### OBJECTIVE
Your task is to output the data exactly as it stands.

[Items from a data source]
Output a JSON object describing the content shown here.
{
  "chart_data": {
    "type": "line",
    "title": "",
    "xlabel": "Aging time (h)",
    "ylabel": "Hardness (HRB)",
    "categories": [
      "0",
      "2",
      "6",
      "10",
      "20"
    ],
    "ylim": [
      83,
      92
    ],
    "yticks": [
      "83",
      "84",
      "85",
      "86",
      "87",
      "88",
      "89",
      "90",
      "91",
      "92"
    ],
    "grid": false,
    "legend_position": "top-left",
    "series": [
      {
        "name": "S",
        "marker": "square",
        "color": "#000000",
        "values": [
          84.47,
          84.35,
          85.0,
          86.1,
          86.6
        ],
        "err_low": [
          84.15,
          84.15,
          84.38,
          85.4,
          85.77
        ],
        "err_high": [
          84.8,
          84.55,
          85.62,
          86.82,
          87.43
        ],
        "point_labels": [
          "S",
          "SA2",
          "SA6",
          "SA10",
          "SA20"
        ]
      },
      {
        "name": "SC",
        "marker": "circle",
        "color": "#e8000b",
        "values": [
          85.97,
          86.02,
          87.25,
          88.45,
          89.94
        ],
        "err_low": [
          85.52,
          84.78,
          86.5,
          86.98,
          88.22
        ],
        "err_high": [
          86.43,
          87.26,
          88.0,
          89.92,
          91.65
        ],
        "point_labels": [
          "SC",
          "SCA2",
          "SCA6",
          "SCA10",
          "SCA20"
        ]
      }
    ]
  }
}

### ANSWER
Output a JSON object describing the content shown here.
{
  "chart_data": {
    "type": "line",
    "title": "",
    "xlabel": "Aging time (h)",
    "ylabel": "Hardness (HRB)",
    "categories": [
      "0",
      "2",
      "6",
      "10",
      "20"
    ],
    "ylim": [
      83,
      92
    ],
    "yticks": [
      "83",
      "84",
      "85",
      "86",
      "87",
      "88",
      "89",
      "90",
      "91",
      "92"
    ],
    "grid": false,
    "legend_position": "top-left",
    "series": [
      {
        "name": "S",
        "marker": "square",
        "color": "#000000",
        "values": [
          84.47,
          84.35,
          85.0,
          86.1,
          86.6
        ],
        "err_low": [
          84.15,
          84.15,
          84.38,
          85.4,
          85.77
        ],
        "err_high": [
          84.8,
          84.55,
          85.62,
          86.82,
          87.43
        ],
        "point_labels": [
          "S",
          "SA2",
          "SA6",
          "SA10",
          "SA20"
        ]
      },
      {
        "name": "SC",
        "marker": "circle",
        "color": "#e8000b",
        "values": [
          85.97,
          86.02,
          87.25,
          88.45,
          89.94
        ],
        "err_low": [
          85.52,
          84.78,
          86.5,
          86.98,
          88.22
        ],
        "err_high": [
          86.43,
          87.26,
          88.0,
          89.92,
          91.65
        ],
        "point_labels": [
          "SC",
          "SCA2",
          "SCA6",
          "SCA10",
          "SCA20"
        ]
      }
    ]
  }
}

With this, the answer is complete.